• Brief: Output the lines below exactly as they appear, from the line with "Enumerate the UI" to the line with "row-label-length: Length [40,1233,215,1317]", including both of those lines.

--- begin Input ---

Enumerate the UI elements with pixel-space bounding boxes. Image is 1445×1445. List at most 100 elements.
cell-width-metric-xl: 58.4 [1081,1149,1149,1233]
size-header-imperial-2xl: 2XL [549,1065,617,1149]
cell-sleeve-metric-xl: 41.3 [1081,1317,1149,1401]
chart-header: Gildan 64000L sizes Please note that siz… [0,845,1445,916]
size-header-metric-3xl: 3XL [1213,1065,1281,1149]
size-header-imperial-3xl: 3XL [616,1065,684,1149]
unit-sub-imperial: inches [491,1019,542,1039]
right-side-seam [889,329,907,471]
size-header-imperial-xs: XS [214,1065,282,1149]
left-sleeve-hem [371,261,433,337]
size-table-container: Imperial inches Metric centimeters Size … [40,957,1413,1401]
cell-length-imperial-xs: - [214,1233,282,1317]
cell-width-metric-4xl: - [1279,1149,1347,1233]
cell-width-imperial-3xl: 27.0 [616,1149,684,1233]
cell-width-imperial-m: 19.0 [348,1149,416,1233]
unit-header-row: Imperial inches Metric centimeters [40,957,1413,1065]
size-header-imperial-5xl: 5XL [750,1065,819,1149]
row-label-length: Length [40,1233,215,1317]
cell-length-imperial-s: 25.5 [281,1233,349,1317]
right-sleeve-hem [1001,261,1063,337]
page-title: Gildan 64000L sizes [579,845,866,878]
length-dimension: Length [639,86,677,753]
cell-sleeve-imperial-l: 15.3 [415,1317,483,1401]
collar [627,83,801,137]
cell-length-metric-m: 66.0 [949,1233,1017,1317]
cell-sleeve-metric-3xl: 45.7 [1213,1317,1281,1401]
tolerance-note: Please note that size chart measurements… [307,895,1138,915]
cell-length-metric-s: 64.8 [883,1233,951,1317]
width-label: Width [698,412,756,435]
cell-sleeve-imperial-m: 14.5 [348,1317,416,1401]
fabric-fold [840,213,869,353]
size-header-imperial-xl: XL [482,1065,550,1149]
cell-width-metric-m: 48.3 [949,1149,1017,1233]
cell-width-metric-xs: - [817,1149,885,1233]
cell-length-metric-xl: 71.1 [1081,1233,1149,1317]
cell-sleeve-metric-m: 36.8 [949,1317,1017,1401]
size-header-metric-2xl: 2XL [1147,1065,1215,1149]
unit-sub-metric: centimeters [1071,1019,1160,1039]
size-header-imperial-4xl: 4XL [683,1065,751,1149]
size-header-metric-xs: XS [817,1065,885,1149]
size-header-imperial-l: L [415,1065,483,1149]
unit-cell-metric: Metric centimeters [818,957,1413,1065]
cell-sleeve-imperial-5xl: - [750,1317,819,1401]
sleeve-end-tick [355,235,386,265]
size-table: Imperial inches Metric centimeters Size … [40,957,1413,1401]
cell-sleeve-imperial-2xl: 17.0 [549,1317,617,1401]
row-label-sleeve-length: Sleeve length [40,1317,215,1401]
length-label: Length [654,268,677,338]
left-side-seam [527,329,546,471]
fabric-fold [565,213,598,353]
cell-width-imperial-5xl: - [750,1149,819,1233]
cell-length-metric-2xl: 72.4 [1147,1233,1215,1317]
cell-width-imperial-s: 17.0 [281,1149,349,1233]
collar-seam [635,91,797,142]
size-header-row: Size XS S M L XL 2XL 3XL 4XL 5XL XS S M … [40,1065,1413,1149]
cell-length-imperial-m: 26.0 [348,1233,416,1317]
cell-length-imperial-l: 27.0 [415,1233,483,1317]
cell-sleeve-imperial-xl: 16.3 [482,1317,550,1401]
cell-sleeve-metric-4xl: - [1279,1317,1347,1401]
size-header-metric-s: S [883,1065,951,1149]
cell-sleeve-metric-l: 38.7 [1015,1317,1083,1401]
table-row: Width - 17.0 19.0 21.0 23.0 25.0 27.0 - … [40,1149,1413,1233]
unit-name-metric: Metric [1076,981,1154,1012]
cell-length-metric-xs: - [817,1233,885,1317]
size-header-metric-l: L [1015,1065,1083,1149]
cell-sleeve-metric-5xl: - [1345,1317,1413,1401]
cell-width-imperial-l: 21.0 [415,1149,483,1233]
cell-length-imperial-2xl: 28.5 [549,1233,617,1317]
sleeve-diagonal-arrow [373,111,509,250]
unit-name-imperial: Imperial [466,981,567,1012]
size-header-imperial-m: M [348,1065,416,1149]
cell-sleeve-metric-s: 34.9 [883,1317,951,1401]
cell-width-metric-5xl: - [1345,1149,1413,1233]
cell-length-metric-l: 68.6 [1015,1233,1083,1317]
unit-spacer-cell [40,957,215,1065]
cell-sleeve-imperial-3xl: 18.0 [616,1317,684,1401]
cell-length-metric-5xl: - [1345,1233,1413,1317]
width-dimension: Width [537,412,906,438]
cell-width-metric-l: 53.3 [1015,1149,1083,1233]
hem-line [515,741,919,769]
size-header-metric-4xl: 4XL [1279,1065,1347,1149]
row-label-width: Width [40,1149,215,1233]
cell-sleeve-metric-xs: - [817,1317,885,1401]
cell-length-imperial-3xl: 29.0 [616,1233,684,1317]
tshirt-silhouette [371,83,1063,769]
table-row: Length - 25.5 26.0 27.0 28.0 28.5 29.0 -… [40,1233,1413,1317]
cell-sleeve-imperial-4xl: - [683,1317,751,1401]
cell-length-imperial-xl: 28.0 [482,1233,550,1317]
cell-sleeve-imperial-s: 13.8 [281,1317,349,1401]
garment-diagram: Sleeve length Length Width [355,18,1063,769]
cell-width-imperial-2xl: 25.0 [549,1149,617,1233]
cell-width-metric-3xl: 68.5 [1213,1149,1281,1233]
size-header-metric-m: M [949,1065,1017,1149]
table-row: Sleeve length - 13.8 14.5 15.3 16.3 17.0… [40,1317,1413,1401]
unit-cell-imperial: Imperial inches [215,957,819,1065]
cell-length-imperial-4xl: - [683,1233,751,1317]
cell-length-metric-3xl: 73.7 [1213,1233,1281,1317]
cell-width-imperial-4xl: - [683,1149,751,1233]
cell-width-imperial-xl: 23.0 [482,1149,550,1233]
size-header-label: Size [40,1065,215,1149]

--- end Input ---
--- begin Input ---

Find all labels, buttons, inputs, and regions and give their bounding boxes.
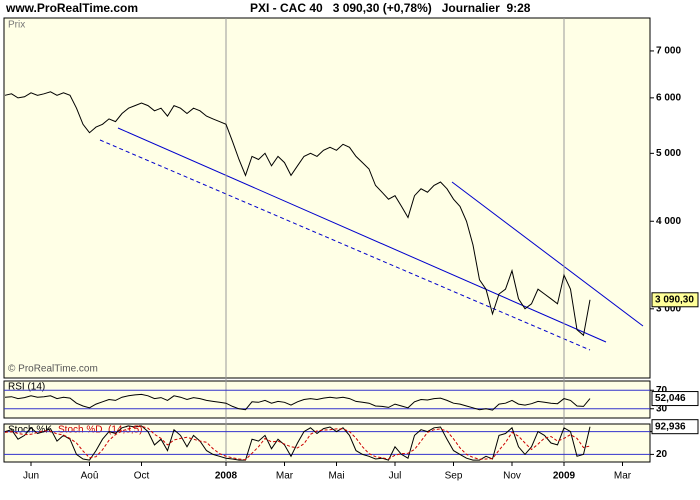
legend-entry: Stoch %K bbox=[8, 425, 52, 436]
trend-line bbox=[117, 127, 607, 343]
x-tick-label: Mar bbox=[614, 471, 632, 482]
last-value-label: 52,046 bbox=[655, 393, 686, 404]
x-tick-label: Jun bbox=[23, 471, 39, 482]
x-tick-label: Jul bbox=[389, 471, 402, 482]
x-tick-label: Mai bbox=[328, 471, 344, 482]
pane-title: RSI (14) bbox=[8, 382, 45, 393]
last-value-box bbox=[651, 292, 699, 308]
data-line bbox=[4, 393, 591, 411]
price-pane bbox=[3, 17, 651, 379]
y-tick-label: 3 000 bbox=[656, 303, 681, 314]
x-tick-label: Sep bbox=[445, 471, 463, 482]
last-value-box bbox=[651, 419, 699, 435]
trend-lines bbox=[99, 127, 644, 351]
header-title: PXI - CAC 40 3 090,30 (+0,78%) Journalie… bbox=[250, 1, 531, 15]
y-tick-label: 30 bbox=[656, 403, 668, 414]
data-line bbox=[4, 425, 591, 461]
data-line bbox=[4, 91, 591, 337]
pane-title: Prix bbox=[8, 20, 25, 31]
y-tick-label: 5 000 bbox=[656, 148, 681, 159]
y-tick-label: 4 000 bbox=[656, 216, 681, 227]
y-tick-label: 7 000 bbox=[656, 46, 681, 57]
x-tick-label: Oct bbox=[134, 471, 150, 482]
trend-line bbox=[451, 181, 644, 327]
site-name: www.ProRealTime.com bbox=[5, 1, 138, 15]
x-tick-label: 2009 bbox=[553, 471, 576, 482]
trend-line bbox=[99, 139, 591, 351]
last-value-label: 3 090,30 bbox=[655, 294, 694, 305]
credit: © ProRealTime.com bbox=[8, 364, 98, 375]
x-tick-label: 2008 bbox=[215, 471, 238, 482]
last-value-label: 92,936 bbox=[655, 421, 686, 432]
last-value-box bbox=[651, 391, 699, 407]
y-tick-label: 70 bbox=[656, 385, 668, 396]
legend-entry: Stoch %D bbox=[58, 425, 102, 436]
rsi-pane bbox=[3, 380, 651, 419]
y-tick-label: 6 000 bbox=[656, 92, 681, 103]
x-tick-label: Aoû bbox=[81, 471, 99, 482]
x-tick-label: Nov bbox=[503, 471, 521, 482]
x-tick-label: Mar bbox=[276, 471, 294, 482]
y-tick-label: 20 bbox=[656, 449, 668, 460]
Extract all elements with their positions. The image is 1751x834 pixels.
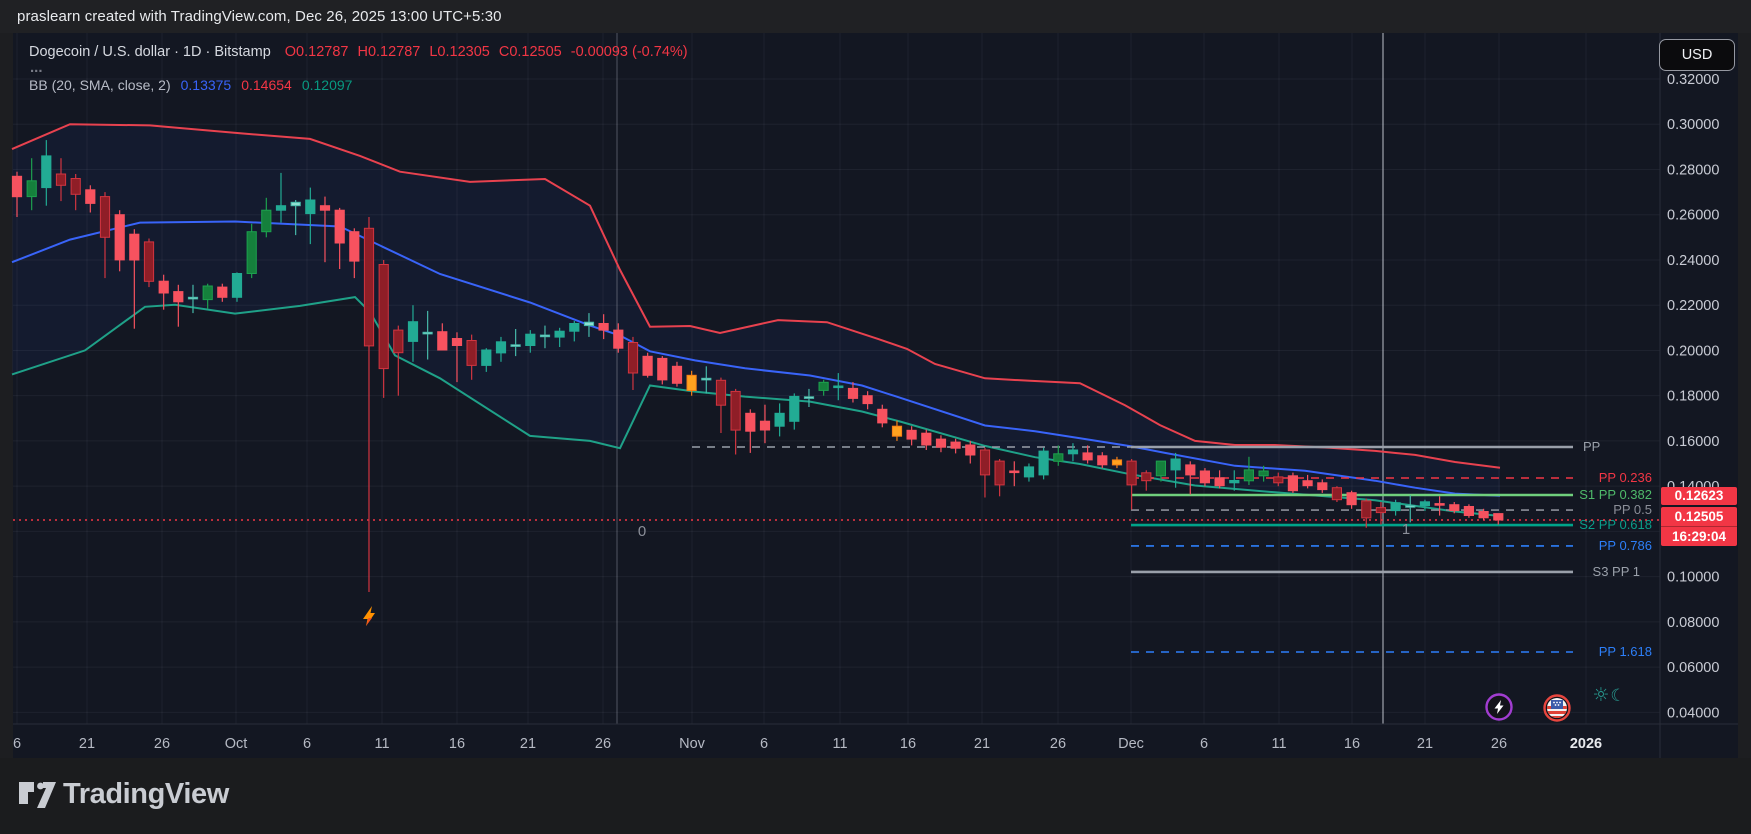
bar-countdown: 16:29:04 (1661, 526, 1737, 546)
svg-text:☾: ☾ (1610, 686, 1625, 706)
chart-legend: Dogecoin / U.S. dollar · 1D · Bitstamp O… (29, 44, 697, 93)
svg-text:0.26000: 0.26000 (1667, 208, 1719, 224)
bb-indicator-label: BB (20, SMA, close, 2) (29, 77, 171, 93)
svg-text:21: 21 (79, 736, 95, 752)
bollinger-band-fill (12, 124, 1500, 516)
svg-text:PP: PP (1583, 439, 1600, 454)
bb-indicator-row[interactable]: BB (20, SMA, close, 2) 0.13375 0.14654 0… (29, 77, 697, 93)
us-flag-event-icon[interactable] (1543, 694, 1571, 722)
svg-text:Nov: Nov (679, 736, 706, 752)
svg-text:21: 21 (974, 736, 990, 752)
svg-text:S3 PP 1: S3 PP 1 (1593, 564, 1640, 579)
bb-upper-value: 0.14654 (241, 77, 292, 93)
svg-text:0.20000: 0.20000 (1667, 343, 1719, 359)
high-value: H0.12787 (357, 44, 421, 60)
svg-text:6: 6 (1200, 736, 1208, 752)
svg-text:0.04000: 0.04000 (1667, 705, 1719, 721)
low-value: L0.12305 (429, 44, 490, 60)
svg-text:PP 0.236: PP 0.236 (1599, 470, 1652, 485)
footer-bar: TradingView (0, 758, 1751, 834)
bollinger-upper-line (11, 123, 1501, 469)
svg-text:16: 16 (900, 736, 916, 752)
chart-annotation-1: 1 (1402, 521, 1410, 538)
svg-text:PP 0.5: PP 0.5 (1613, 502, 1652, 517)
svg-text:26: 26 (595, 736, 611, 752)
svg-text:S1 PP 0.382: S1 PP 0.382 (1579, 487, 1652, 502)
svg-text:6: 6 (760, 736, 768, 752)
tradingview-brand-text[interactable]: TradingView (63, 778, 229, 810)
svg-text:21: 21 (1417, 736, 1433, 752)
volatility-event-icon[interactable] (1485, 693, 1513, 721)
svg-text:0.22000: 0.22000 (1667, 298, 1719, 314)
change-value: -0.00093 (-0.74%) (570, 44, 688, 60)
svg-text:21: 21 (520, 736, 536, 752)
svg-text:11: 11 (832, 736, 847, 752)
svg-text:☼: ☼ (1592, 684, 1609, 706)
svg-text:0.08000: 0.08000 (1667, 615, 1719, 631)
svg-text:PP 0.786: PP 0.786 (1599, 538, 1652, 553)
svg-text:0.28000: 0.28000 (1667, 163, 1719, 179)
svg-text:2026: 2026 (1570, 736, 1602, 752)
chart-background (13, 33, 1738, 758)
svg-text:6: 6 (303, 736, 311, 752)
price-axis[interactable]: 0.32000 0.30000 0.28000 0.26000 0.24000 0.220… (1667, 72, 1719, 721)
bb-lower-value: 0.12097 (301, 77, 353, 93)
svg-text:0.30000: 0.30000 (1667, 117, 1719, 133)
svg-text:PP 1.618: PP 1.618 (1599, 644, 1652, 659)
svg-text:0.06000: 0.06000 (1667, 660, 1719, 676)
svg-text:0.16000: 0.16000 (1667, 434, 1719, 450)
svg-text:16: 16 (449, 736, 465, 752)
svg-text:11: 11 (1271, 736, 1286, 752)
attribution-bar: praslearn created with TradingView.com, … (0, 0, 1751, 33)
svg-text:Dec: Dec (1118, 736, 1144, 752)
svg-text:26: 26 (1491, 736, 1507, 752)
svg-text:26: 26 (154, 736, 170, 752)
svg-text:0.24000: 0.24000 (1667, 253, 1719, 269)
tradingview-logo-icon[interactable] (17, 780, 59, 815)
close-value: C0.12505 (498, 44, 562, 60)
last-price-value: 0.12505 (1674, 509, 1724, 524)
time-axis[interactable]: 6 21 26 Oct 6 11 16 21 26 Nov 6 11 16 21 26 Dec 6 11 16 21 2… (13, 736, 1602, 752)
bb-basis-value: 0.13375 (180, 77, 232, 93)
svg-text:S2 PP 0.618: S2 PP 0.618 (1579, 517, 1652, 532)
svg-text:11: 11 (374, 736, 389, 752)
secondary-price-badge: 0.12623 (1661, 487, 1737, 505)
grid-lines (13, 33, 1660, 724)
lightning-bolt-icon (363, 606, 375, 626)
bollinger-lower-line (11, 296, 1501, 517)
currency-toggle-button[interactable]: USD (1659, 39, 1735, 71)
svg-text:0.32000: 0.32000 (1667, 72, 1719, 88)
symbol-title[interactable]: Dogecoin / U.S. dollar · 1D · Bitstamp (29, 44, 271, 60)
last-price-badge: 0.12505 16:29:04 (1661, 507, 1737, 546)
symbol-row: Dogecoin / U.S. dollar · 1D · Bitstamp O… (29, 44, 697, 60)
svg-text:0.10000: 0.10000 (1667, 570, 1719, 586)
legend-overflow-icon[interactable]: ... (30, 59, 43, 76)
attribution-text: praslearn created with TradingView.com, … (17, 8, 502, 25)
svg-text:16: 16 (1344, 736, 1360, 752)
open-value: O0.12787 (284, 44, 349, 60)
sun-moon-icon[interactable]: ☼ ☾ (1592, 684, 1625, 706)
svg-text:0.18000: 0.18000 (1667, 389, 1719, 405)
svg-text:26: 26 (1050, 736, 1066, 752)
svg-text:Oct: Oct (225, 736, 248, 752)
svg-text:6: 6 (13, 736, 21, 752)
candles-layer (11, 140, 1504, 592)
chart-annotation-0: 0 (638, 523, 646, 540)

--- end Input ---

• In response:
Enumerate the UI elements with pixel-space bounding boxes. Image is 1445×1445. List at most 100 elements.
cell-width-metric-xl: 58.4 [1081,1149,1149,1233]
size-header-imperial-2xl: 2XL [549,1065,617,1149]
cell-sleeve-metric-xl: 41.3 [1081,1317,1149,1401]
chart-header: Gildan 64000L sizes Please note that siz… [0,845,1445,916]
size-header-metric-3xl: 3XL [1213,1065,1281,1149]
size-header-imperial-3xl: 3XL [616,1065,684,1149]
unit-sub-imperial: inches [491,1019,542,1039]
right-side-seam [889,329,907,471]
size-header-imperial-xs: XS [214,1065,282,1149]
left-sleeve-hem [371,261,433,337]
size-table-container: Imperial inches Metric centimeters Size … [40,957,1413,1401]
cell-length-imperial-xs: - [214,1233,282,1317]
cell-width-metric-4xl: - [1279,1149,1347,1233]
cell-width-imperial-3xl: 27.0 [616,1149,684,1233]
cell-width-imperial-m: 19.0 [348,1149,416,1233]
unit-header-row: Imperial inches Metric centimeters [40,957,1413,1065]
size-header-imperial-5xl: 5XL [750,1065,819,1149]
row-label-length: Length [40,1233,215,1317]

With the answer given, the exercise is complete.